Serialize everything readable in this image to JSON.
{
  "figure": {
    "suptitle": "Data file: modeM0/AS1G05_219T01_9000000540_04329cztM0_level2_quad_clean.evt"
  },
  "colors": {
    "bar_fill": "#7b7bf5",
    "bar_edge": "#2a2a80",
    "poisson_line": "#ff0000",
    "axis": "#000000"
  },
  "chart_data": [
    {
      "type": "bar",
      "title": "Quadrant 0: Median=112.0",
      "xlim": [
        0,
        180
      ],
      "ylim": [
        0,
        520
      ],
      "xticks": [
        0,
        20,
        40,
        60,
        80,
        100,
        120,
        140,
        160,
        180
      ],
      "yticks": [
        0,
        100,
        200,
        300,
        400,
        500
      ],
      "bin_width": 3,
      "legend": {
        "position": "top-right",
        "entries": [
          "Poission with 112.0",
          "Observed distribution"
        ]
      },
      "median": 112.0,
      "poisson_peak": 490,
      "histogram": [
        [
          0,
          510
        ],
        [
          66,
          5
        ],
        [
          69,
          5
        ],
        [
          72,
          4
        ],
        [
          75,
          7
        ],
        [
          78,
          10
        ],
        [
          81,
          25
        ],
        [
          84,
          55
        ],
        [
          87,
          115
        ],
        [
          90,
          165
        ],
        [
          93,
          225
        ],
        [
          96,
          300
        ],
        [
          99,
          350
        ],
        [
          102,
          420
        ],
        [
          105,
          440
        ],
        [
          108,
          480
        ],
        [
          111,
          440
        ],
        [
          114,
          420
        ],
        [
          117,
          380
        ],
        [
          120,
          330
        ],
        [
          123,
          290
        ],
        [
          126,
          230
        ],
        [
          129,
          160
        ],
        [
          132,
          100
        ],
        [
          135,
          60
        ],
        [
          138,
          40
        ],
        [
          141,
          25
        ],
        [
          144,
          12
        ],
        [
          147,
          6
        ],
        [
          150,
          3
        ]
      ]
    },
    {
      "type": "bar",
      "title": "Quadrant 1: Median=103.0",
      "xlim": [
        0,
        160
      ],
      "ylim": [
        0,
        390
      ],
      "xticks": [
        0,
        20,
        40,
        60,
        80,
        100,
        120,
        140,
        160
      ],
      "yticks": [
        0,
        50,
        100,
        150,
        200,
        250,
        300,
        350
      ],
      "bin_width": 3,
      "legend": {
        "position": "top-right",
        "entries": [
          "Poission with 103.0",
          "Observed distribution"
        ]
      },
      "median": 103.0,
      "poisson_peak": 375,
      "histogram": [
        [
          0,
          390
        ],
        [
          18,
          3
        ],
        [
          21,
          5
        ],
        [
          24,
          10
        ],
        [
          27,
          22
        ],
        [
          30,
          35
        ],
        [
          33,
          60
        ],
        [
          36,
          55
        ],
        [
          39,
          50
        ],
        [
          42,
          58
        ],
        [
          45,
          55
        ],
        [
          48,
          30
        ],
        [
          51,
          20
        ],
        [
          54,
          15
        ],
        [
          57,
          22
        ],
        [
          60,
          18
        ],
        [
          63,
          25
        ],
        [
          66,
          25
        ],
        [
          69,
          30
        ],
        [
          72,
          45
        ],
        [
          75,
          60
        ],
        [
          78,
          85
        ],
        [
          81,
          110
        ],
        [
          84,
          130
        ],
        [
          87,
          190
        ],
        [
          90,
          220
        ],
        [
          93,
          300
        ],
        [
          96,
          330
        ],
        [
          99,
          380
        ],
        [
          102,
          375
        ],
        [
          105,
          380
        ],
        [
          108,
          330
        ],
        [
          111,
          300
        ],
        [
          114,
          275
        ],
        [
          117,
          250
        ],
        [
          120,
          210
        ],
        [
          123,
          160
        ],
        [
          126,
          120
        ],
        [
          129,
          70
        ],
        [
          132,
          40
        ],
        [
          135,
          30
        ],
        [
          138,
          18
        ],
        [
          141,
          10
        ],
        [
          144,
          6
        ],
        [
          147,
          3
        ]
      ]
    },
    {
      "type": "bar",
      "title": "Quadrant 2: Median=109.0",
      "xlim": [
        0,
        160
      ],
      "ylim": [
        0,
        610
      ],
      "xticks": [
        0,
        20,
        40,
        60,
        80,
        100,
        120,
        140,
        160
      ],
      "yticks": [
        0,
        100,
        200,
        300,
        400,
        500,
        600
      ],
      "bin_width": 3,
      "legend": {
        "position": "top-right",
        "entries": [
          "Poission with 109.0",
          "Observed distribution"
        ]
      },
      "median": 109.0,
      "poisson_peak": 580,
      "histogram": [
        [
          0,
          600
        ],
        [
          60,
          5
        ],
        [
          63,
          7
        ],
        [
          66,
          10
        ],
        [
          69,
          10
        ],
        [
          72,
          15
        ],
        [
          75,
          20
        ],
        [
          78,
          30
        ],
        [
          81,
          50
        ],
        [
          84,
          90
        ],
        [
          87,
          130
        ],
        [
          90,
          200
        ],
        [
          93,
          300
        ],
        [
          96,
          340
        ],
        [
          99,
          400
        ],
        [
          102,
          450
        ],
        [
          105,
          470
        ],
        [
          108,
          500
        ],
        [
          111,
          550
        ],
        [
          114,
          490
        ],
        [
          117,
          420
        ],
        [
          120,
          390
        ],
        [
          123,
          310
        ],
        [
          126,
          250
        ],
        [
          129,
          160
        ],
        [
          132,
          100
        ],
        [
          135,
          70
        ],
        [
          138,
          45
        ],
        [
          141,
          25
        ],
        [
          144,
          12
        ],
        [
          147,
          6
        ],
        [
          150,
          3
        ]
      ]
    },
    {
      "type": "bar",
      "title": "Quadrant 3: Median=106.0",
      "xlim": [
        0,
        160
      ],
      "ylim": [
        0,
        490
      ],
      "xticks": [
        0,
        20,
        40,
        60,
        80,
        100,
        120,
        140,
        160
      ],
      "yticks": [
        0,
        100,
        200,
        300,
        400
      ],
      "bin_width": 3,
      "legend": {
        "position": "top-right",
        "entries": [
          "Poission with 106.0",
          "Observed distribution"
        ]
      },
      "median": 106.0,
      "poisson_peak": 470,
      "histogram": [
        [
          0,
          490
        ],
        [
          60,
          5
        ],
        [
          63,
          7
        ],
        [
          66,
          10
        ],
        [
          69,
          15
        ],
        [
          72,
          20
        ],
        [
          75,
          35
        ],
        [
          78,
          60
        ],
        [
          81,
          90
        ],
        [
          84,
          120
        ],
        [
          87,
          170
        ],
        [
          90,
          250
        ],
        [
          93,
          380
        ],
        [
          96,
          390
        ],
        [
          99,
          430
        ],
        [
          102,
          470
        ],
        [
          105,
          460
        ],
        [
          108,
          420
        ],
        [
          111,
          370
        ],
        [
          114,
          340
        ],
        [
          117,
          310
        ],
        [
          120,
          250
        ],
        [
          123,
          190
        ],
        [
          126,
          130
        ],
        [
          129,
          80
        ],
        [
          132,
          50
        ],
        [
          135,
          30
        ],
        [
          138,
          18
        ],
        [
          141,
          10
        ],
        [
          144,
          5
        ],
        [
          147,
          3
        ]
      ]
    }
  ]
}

------------------------------------

■ **Stated task**
Quote the material exactly, leaving nothing out.

■ **Solution to the problem**
Serialize everything readable in this image to JSON.
{
  "figure": {
    "suptitle": "Data file: modeM0/AS1G05_219T01_9000000540_04329cztM0_level2_quad_clean.evt"
  },
  "colors": {
    "bar_fill": "#7b7bf5",
    "bar_edge": "#2a2a80",
    "poisson_line": "#ff0000",
    "axis": "#000000"
  },
  "chart_data": [
    {
      "type": "bar",
      "title": "Quadrant 0: Median=112.0",
      "xlim": [
        0,
        180
      ],
      "ylim": [
        0,
        520
      ],
      "xticks": [
        0,
        20,
        40,
        60,
        80,
        100,
        120,
        140,
        160,
        180
      ],
      "yticks": [
        0,
        100,
        200,
        300,
        400,
        500
      ],
      "bin_width": 3,
      "legend": {
        "position": "top-right",
        "entries": [
          "Poission with 112.0",
          "Observed distribution"
        ]
      },
      "median": 112.0,
      "poisson_peak": 490,
      "histogram": [
        [
          0,
          510
        ],
        [
          66,
          5
        ],
        [
          69,
          5
        ],
        [
          72,
          4
        ],
        [
          75,
          7
        ],
        [
          78,
          10
        ],
        [
          81,
          25
        ],
        [
          84,
          55
        ],
        [
          87,
          115
        ],
        [
          90,
          165
        ],
        [
          93,
          225
        ],
        [
          96,
          300
        ],
        [
          99,
          350
        ],
        [
          102,
          420
        ],
        [
          105,
          440
        ],
        [
          108,
          480
        ],
        [
          111,
          440
        ],
        [
          114,
          420
        ],
        [
          117,
          380
        ],
        [
          120,
          330
        ],
        [
          123,
          290
        ],
        [
          126,
          230
        ],
        [
          129,
          160
        ],
        [
          132,
          100
        ],
        [
          135,
          60
        ],
        [
          138,
          40
        ],
        [
          141,
          25
        ],
        [
          144,
          12
        ],
        [
          147,
          6
        ],
        [
          150,
          3
        ]
      ]
    },
    {
      "type": "bar",
      "title": "Quadrant 1: Median=103.0",
      "xlim": [
        0,
        160
      ],
      "ylim": [
        0,
        390
      ],
      "xticks": [
        0,
        20,
        40,
        60,
        80,
        100,
        120,
        140,
        160
      ],
      "yticks": [
        0,
        50,
        100,
        150,
        200,
        250,
        300,
        350
      ],
      "bin_width": 3,
      "legend": {
        "position": "top-right",
        "entries": [
          "Poission with 103.0",
          "Observed distribution"
        ]
      },
      "median": 103.0,
      "poisson_peak": 375,
      "histogram": [
        [
          0,
          390
        ],
        [
          18,
          3
        ],
        [
          21,
          5
        ],
        [
          24,
          10
        ],
        [
          27,
          22
        ],
        [
          30,
          35
        ],
        [
          33,
          60
        ],
        [
          36,
          55
        ],
        [
          39,
          50
        ],
        [
          42,
          58
        ],
        [
          45,
          55
        ],
        [
          48,
          30
        ],
        [
          51,
          20
        ],
        [
          54,
          15
        ],
        [
          57,
          22
        ],
        [
          60,
          18
        ],
        [
          63,
          25
        ],
        [
          66,
          25
        ],
        [
          69,
          30
        ],
        [
          72,
          45
        ],
        [
          75,
          60
        ],
        [
          78,
          85
        ],
        [
          81,
          110
        ],
        [
          84,
          130
        ],
        [
          87,
          190
        ],
        [
          90,
          220
        ],
        [
          93,
          300
        ],
        [
          96,
          330
        ],
        [
          99,
          380
        ],
        [
          102,
          375
        ],
        [
          105,
          380
        ],
        [
          108,
          330
        ],
        [
          111,
          300
        ],
        [
          114,
          275
        ],
        [
          117,
          250
        ],
        [
          120,
          210
        ],
        [
          123,
          160
        ],
        [
          126,
          120
        ],
        [
          129,
          70
        ],
        [
          132,
          40
        ],
        [
          135,
          30
        ],
        [
          138,
          18
        ],
        [
          141,
          10
        ],
        [
          144,
          6
        ],
        [
          147,
          3
        ]
      ]
    },
    {
      "type": "bar",
      "title": "Quadrant 2: Median=109.0",
      "xlim": [
        0,
        160
      ],
      "ylim": [
        0,
        610
      ],
      "xticks": [
        0,
        20,
        40,
        60,
        80,
        100,
        120,
        140,
        160
      ],
      "yticks": [
        0,
        100,
        200,
        300,
        400,
        500,
        600
      ],
      "bin_width": 3,
      "legend": {
        "position": "top-right",
        "entries": [
          "Poission with 109.0",
          "Observed distribution"
        ]
      },
      "median": 109.0,
      "poisson_peak": 580,
      "histogram": [
        [
          0,
          600
        ],
        [
          60,
          5
        ],
        [
          63,
          7
        ],
        [
          66,
          10
        ],
        [
          69,
          10
        ],
        [
          72,
          15
        ],
        [
          75,
          20
        ],
        [
          78,
          30
        ],
        [
          81,
          50
        ],
        [
          84,
          90
        ],
        [
          87,
          130
        ],
        [
          90,
          200
        ],
        [
          93,
          300
        ],
        [
          96,
          340
        ],
        [
          99,
          400
        ],
        [
          102,
          450
        ],
        [
          105,
          470
        ],
        [
          108,
          500
        ],
        [
          111,
          550
        ],
        [
          114,
          490
        ],
        [
          117,
          420
        ],
        [
          120,
          390
        ],
        [
          123,
          310
        ],
        [
          126,
          250
        ],
        [
          129,
          160
        ],
        [
          132,
          100
        ],
        [
          135,
          70
        ],
        [
          138,
          45
        ],
        [
          141,
          25
        ],
        [
          144,
          12
        ],
        [
          147,
          6
        ],
        [
          150,
          3
        ]
      ]
    },
    {
      "type": "bar",
      "title": "Quadrant 3: Median=106.0",
      "xlim": [
        0,
        160
      ],
      "ylim": [
        0,
        490
      ],
      "xticks": [
        0,
        20,
        40,
        60,
        80,
        100,
        120,
        140,
        160
      ],
      "yticks": [
        0,
        100,
        200,
        300,
        400
      ],
      "bin_width": 3,
      "legend": {
        "position": "top-right",
        "entries": [
          "Poission with 106.0",
          "Observed distribution"
        ]
      },
      "median": 106.0,
      "poisson_peak": 470,
      "histogram": [
        [
          0,
          490
        ],
        [
          60,
          5
        ],
        [
          63,
          7
        ],
        [
          66,
          10
        ],
        [
          69,
          15
        ],
        [
          72,
          20
        ],
        [
          75,
          35
        ],
        [
          78,
          60
        ],
        [
          81,
          90
        ],
        [
          84,
          120
        ],
        [
          87,
          170
        ],
        [
          90,
          250
        ],
        [
          93,
          380
        ],
        [
          96,
          390
        ],
        [
          99,
          430
        ],
        [
          102,
          470
        ],
        [
          105,
          460
        ],
        [
          108,
          420
        ],
        [
          111,
          370
        ],
        [
          114,
          340
        ],
        [
          117,
          310
        ],
        [
          120,
          250
        ],
        [
          123,
          190
        ],
        [
          126,
          130
        ],
        [
          129,
          80
        ],
        [
          132,
          50
        ],
        [
          135,
          30
        ],
        [
          138,
          18
        ],
        [
          141,
          10
        ],
        [
          144,
          5
        ],
        [
          147,
          3
        ]
      ]
    }
  ]
}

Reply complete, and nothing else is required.